**Exercise instructions**:
The listing must be reproduced in full, exactly as it stands.

**Input records**:
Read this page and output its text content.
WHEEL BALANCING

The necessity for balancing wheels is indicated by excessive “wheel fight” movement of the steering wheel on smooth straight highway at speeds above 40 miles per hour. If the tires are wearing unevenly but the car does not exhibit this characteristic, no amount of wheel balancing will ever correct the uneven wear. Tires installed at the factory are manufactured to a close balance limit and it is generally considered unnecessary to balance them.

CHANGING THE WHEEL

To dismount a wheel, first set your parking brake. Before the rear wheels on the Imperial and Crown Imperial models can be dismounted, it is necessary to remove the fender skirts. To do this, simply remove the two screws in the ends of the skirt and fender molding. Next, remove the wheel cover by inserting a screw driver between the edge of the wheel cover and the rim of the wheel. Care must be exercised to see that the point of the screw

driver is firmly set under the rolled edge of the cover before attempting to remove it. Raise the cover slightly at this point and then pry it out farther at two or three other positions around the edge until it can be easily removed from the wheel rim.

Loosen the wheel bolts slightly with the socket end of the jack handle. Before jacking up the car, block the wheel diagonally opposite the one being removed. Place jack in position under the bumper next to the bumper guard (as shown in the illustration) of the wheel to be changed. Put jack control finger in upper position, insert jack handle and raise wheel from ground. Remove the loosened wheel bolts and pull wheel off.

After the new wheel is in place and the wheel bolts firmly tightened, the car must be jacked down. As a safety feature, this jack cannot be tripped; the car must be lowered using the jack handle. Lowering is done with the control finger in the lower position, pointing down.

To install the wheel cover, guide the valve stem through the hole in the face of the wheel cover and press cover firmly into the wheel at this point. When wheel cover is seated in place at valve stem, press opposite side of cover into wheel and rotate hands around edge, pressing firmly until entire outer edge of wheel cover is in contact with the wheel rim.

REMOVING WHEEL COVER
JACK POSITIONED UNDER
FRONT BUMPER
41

**Solved problem**:
Read this page and output its text content.
WHEEL BALANCING

The necessity for balancing wheels is indicated by excessive “wheel fight” movement of the steering wheel on smooth straight highway at speeds above 40 miles per hour. If the tires are wearing unevenly but the car does not exhibit this characteristic, no amount of wheel balancing will ever correct the uneven wear. Tires installed at the factory are manufactured to a close balance limit and it is generally considered unnecessary to balance them.

CHANGING THE WHEEL

To dismount a wheel, first set your parking brake. Before the rear wheels on the Imperial and Crown Imperial models can be dismounted, it is necessary to remove the fender skirts. To do this, simply remove the two screws in the ends of the skirt and fender molding. Next, remove the wheel cover by inserting a screw driver between the edge of the wheel cover and the rim of the wheel. Care must be exercised to see that the point of the screw

driver is firmly set under the rolled edge of the cover before attempting to remove it. Raise the cover slightly at this point and then pry it out farther at two or three other positions around the edge until it can be easily removed from the wheel rim.

Loosen the wheel bolts slightly with the socket end of the jack handle. Before jacking up the car, block the wheel diagonally opposite the one being removed. Place jack in position under the bumper next to the bumper guard (as shown in the illustration) of the wheel to be changed. Put jack control finger in upper position, insert jack handle and raise wheel from ground. Remove the loosened wheel bolts and pull wheel off.

After the new wheel is in place and the wheel bolts firmly tightened, the car must be jacked down. As a safety feature, this jack cannot be tripped; the car must be lowered using the jack handle. Lowering is done with the control finger in the lower position, pointing down.

To install the wheel cover, guide the valve stem through the hole in the face of the wheel cover and press cover firmly into the wheel at this point. When wheel cover is seated in place at valve stem, press opposite side of cover into wheel and rotate hands around edge, pressing firmly until entire outer edge of wheel cover is in contact with the wheel rim.

REMOVING WHEEL COVER
JACK POSITIONED UNDER
FRONT BUMPER
41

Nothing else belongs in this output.